*Provided information*.
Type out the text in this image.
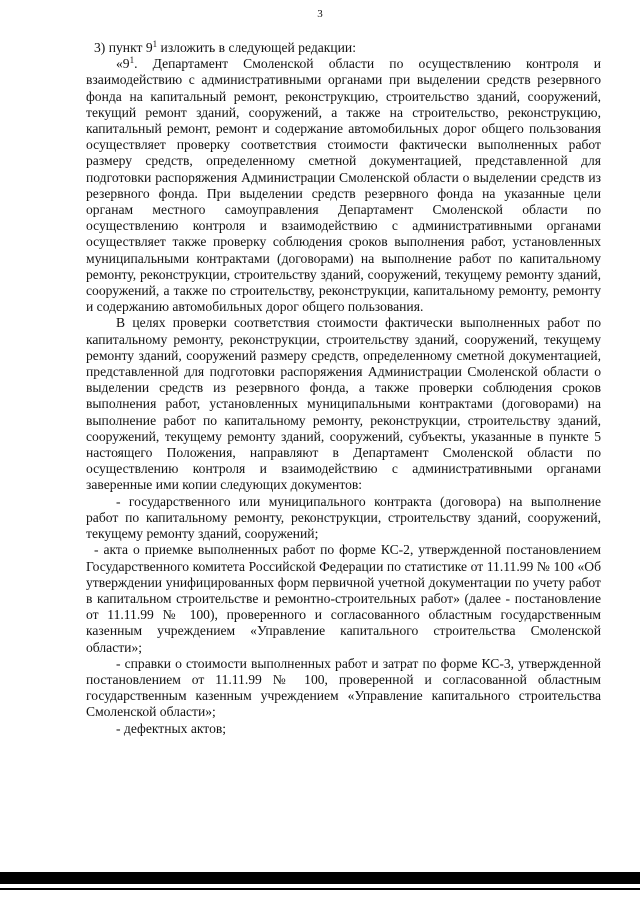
3

3) пункт $9^1$ изложить в следующей редакции:

«$9^1$. Департамент Смоленской области по осуществлению контроля и взаимодействию с административными органами при выделении средств резервного фонда на капитальный ремонт, реконструкцию, строительство зданий, сооружений, текущий ремонт зданий, сооружений, а также на строительство, реконструкцию, капитальный ремонт, ремонт и содержание автомобильных дорог общего пользования осуществляет проверку соответствия стоимости фактически выполненных работ размеру средств, определенному сметной документацией, представленной для подготовки распоряжения Администрации Смоленской области о выделении средств из резервного фонда. При выделении средств резервного фонда на указанные цели органам местного самоуправления Департамент Смоленской области по осуществлению контроля и взаимодействию с административными органами осуществляет также проверку соблюдения сроков выполнения работ, установленных муниципальными контрактами (договорами) на выполнение работ по капитальному ремонту, реконструкции, строительству зданий, сооружений, текущему ремонту зданий, сооружений, а также по строительству, реконструкции, капитальному ремонту, ремонту и содержанию автомобильных дорог общего пользования.

В целях проверки соответствия стоимости фактически выполненных работ по капитальному ремонту, реконструкции, строительству зданий, сооружений, текущему ремонту зданий, сооружений размеру средств, определенному сметной документацией, представленной для подготовки распоряжения Администрации Смоленской области о выделении средств из резервного фонда, а также проверки соблюдения сроков выполнения работ, установленных муниципальными контрактами (договорами) на выполнение работ по капитальному ремонту, реконструкции, строительству зданий, сооружений, текущему ремонту зданий, сооружений, субъекты, указанные в пункте 5 настоящего Положения, направляют в Департамент Смоленской области по осуществлению контроля и взаимодействию с административными органами заверенные ими копии следующих документов:

- государственного или муниципального контракта (договора) на выполнение работ по капитальному ремонту, реконструкции, строительству зданий, сооружений, текущему ремонту зданий, сооружений;

- акта о приемке выполненных работ по форме КС-2, утвержденной постановлением Государственного комитета Российской Федерации по статистике от 11.11.99 № 100 «Об утверждении унифицированных форм первичной учетной документации по учету работ в капитальном строительстве и ремонтно-строительных работ» (далее - постановление от 11.11.99 № 100), проверенного и согласованного областным государственным казенным учреждением «Управление капитального строительства Смоленской области»;

- справки о стоимости выполненных работ и затрат по форме КС-3, утвержденной постановлением от 11.11.99 № 100, проверенной и согласованной областным государственным казенным учреждением «Управление капитального строительства Смоленской области»;

- дефектных актов;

*Problem details*. Write the entries above out again exactly, but not the pictures.

*Solved problem*.
Type out the text in this image.
3

3) пункт $9^1$ изложить в следующей редакции:

«$9^1$. Департамент Смоленской области по осуществлению контроля и взаимодействию с административными органами при выделении средств резервного фонда на капитальный ремонт, реконструкцию, строительство зданий, сооружений, текущий ремонт зданий, сооружений, а также на строительство, реконструкцию, капитальный ремонт, ремонт и содержание автомобильных дорог общего пользования осуществляет проверку соответствия стоимости фактически выполненных работ размеру средств, определенному сметной документацией, представленной для подготовки распоряжения Администрации Смоленской области о выделении средств из резервного фонда. При выделении средств резервного фонда на указанные цели органам местного самоуправления Департамент Смоленской области по осуществлению контроля и взаимодействию с административными органами осуществляет также проверку соблюдения сроков выполнения работ, установленных муниципальными контрактами (договорами) на выполнение работ по капитальному ремонту, реконструкции, строительству зданий, сооружений, текущему ремонту зданий, сооружений, а также по строительству, реконструкции, капитальному ремонту, ремонту и содержанию автомобильных дорог общего пользования.

В целях проверки соответствия стоимости фактически выполненных работ по капитальному ремонту, реконструкции, строительству зданий, сооружений, текущему ремонту зданий, сооружений размеру средств, определенному сметной документацией, представленной для подготовки распоряжения Администрации Смоленской области о выделении средств из резервного фонда, а также проверки соблюдения сроков выполнения работ, установленных муниципальными контрактами (договорами) на выполнение работ по капитальному ремонту, реконструкции, строительству зданий, сооружений, текущему ремонту зданий, сооружений, субъекты, указанные в пункте 5 настоящего Положения, направляют в Департамент Смоленской области по осуществлению контроля и взаимодействию с административными органами заверенные ими копии следующих документов:

- государственного или муниципального контракта (договора) на выполнение работ по капитальному ремонту, реконструкции, строительству зданий, сооружений, текущему ремонту зданий, сооружений;

- акта о приемке выполненных работ по форме КС-2, утвержденной постановлением Государственного комитета Российской Федерации по статистике от 11.11.99 № 100 «Об утверждении унифицированных форм первичной учетной документации по учету работ в капитальном строительстве и ремонтно-строительных работ» (далее - постановление от 11.11.99 № 100), проверенного и согласованного областным государственным казенным учреждением «Управление капитального строительства Смоленской области»;

- справки о стоимости выполненных работ и затрат по форме КС-3, утвержденной постановлением от 11.11.99 № 100, проверенной и согласованной областным государственным казенным учреждением «Управление капитального строительства Смоленской области»;

- дефектных актов;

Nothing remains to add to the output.